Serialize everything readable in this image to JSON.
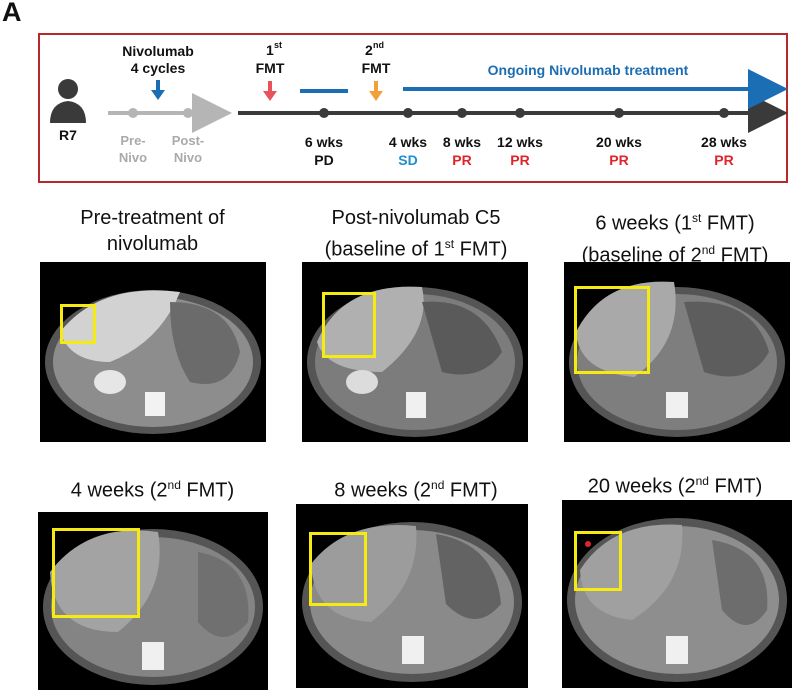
{
  "panel_label": "A",
  "timeline": {
    "patient_id": "R7",
    "nivolumab_label_line1": "Nivolumab",
    "nivolumab_label_line2": "4 cycles",
    "pre_nivo_line1": "Pre-",
    "pre_nivo_line2": "Nivo",
    "post_nivo_line1": "Post-",
    "post_nivo_line2": "Nivo",
    "fmt1_num": "1",
    "fmt1_sup": "st",
    "fmt1_label": "FMT",
    "fmt2_num": "2",
    "fmt2_sup": "nd",
    "fmt2_label": "FMT",
    "ongoing_label": "Ongoing Nivolumab treatment",
    "timepoints": [
      {
        "week": "6 wks",
        "response": "PD"
      },
      {
        "week": "4 wks",
        "response": "SD"
      },
      {
        "week": "8 wks",
        "response": "PR"
      },
      {
        "week": "12 wks",
        "response": "PR"
      },
      {
        "week": "20 wks",
        "response": "PR"
      },
      {
        "week": "28 wks",
        "response": "PR"
      }
    ],
    "colors": {
      "frame": "#b8272e",
      "timeline_line": "#3a3a3a",
      "pre_timeline": "#b5b5b5",
      "nivolumab_blue": "#1b6eb3",
      "fmt1_arrow": "#e8525c",
      "fmt2_arrow": "#f2a03a",
      "pd": "#111111",
      "sd": "#1b8fd0",
      "pr": "#e0242c"
    }
  },
  "scans": {
    "pre": {
      "line1": "Pre-treatment of",
      "line2": "nivolumab"
    },
    "post": {
      "line1": "Post-nivolumab C5",
      "line2_pre": "(baseline of 1",
      "line2_sup": "st",
      "line2_post": " FMT)"
    },
    "w6": {
      "line1_pre": "6 weeks (1",
      "line1_sup": "st",
      "line1_post": " FMT)",
      "line2_pre": "(baseline of 2",
      "line2_sup": "nd",
      "line2_post": " FMT)"
    },
    "w4": {
      "pre": "4 weeks (2",
      "sup": "nd",
      "post": " FMT)"
    },
    "w8": {
      "pre": "8 weeks (2",
      "sup": "nd",
      "post": " FMT)"
    },
    "w20": {
      "pre": "20 weeks (2",
      "sup": "nd",
      "post": " FMT)"
    }
  }
}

.....

**WHAT NEEDS TO BE DONE:** Are you able to set down all the lines above exactly, without any pictures?

**SOLUTION TO THE PROBLEM:**
Serialize everything readable in this image to JSON.
{
  "panel_label": "A",
  "timeline": {
    "patient_id": "R7",
    "nivolumab_label_line1": "Nivolumab",
    "nivolumab_label_line2": "4 cycles",
    "pre_nivo_line1": "Pre-",
    "pre_nivo_line2": "Nivo",
    "post_nivo_line1": "Post-",
    "post_nivo_line2": "Nivo",
    "fmt1_num": "1",
    "fmt1_sup": "st",
    "fmt1_label": "FMT",
    "fmt2_num": "2",
    "fmt2_sup": "nd",
    "fmt2_label": "FMT",
    "ongoing_label": "Ongoing Nivolumab treatment",
    "timepoints": [
      {
        "week": "6 wks",
        "response": "PD"
      },
      {
        "week": "4 wks",
        "response": "SD"
      },
      {
        "week": "8 wks",
        "response": "PR"
      },
      {
        "week": "12 wks",
        "response": "PR"
      },
      {
        "week": "20 wks",
        "response": "PR"
      },
      {
        "week": "28 wks",
        "response": "PR"
      }
    ],
    "colors": {
      "frame": "#b8272e",
      "timeline_line": "#3a3a3a",
      "pre_timeline": "#b5b5b5",
      "nivolumab_blue": "#1b6eb3",
      "fmt1_arrow": "#e8525c",
      "fmt2_arrow": "#f2a03a",
      "pd": "#111111",
      "sd": "#1b8fd0",
      "pr": "#e0242c"
    }
  },
  "scans": {
    "pre": {
      "line1": "Pre-treatment of",
      "line2": "nivolumab"
    },
    "post": {
      "line1": "Post-nivolumab C5",
      "line2_pre": "(baseline of 1",
      "line2_sup": "st",
      "line2_post": " FMT)"
    },
    "w6": {
      "line1_pre": "6 weeks (1",
      "line1_sup": "st",
      "line1_post": " FMT)",
      "line2_pre": "(baseline of 2",
      "line2_sup": "nd",
      "line2_post": " FMT)"
    },
    "w4": {
      "pre": "4 weeks (2",
      "sup": "nd",
      "post": " FMT)"
    },
    "w8": {
      "pre": "8 weeks (2",
      "sup": "nd",
      "post": " FMT)"
    },
    "w20": {
      "pre": "20 weeks (2",
      "sup": "nd",
      "post": " FMT)"
    }
  }
}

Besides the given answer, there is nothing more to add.